_Requirements:_ In the data below, locate each line with the word "zonas" and list it.

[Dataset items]
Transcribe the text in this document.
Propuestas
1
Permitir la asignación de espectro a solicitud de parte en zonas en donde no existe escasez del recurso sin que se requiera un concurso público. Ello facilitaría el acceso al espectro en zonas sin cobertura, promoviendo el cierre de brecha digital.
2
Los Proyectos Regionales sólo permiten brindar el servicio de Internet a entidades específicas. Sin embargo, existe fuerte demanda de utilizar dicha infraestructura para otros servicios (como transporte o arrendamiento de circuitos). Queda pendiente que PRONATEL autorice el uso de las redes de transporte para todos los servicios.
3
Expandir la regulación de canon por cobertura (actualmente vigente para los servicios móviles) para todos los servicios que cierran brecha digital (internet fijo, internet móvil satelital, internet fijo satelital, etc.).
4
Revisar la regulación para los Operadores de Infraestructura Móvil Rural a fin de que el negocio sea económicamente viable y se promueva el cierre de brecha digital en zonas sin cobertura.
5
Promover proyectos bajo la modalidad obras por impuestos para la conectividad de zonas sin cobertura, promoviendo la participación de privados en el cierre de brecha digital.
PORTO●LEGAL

_Answer for this exercise:_
Permitir la asignación de espectro a solicitud de parte en zonas en donde no existe escasez del recurso sin que se requiera un concurso público. Ello facilitaría el acceso al espectro en zonas sin cobertura, promoviendo el cierre de brecha digital.
Revisar la regulación para los Operadores de Infraestructura Móvil Rural a fin de que el negocio sea económicamente viable y se promueva el cierre de brecha digital en zonas sin cobertura.
Promover proyectos bajo la modalidad obras por impuestos para la conectividad de zonas sin cobertura, promoviendo la participación de privados en el cierre de brecha digital.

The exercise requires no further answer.